• _Task statement_:
Report every line in the listing below where the string "content" shows up.

• _Data excerpts_:
***
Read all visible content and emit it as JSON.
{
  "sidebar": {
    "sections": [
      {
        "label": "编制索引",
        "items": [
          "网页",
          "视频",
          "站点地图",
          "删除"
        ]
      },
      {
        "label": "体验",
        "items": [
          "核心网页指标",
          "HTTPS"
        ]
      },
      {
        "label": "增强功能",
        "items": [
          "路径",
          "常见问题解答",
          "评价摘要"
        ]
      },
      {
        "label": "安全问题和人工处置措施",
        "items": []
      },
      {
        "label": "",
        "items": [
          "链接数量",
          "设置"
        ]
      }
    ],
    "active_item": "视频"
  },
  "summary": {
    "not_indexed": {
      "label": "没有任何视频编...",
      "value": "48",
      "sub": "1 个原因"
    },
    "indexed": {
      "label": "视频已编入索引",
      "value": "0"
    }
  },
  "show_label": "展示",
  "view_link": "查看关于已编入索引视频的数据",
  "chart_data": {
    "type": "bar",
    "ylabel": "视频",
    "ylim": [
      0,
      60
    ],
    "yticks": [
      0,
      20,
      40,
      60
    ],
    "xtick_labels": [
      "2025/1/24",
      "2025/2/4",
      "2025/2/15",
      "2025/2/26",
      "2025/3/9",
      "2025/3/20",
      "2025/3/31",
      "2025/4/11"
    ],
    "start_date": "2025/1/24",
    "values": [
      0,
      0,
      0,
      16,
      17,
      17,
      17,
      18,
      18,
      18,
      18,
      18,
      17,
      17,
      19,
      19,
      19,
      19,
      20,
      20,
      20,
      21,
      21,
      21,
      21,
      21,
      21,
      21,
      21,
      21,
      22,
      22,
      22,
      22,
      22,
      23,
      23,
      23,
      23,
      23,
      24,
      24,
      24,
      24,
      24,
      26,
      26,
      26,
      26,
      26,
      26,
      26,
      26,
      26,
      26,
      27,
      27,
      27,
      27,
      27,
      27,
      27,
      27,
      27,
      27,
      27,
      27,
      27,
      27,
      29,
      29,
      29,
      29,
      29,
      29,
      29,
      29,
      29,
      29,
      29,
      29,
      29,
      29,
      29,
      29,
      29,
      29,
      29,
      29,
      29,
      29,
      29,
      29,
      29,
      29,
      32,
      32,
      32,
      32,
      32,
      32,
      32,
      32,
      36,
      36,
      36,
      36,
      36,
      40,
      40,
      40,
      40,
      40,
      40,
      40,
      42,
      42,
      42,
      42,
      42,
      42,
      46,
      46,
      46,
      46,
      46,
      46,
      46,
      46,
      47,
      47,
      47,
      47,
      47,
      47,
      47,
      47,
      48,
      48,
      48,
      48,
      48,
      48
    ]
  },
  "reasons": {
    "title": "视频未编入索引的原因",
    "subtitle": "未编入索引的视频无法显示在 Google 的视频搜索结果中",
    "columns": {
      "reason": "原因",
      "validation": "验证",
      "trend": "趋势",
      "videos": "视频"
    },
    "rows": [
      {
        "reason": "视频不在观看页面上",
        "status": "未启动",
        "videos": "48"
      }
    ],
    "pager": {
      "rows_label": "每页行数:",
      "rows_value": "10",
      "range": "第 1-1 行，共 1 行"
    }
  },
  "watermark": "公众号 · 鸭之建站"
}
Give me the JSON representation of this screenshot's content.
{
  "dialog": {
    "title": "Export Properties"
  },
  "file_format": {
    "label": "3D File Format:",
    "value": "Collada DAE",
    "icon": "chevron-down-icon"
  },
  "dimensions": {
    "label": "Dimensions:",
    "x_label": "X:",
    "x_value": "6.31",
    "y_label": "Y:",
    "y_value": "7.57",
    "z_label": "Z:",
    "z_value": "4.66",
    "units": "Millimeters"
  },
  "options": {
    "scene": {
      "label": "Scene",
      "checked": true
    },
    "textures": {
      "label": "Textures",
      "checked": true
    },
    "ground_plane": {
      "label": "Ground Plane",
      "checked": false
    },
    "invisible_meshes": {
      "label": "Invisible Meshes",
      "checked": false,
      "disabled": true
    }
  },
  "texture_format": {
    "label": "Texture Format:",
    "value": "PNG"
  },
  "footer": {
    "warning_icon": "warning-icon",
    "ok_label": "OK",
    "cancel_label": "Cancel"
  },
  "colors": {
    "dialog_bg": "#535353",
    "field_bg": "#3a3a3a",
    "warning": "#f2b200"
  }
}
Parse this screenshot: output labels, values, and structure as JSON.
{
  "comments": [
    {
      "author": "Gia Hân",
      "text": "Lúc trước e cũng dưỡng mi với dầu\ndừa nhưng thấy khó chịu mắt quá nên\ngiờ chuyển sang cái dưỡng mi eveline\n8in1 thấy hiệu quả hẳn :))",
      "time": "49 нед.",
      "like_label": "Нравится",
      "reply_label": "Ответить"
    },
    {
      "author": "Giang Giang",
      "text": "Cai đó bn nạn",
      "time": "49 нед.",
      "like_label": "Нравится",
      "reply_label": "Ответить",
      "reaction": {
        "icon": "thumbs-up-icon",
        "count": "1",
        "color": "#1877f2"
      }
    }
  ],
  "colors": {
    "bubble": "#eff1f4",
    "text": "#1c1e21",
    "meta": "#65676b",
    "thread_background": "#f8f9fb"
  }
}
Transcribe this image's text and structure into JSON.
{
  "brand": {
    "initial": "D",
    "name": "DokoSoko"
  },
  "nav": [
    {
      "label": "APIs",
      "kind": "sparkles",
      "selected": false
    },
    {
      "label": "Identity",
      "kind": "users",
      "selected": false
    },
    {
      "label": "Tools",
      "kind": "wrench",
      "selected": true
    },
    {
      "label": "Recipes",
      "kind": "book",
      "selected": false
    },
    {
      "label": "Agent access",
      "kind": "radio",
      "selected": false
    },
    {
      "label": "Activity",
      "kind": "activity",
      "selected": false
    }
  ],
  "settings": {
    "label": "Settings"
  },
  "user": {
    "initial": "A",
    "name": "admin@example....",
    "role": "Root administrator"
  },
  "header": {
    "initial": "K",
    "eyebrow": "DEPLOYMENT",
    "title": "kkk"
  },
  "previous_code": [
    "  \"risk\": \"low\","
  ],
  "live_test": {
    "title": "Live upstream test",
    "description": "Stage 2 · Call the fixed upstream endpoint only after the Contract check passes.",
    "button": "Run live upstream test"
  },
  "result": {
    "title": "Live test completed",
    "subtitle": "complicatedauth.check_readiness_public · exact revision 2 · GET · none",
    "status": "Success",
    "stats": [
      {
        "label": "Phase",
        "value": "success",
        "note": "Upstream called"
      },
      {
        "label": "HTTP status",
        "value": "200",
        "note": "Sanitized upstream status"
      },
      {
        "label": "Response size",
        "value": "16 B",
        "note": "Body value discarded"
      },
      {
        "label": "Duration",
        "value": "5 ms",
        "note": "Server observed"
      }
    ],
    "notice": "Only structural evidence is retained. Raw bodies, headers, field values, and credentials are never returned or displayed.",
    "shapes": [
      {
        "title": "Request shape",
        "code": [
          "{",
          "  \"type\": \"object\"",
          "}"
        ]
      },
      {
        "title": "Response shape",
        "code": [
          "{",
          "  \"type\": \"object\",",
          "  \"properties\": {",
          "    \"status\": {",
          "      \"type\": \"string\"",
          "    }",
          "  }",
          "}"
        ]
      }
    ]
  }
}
***
• _Solution for this exercise_:
Read all visible content and emit it as JSON.
Give me the JSON representation of this screenshot's content.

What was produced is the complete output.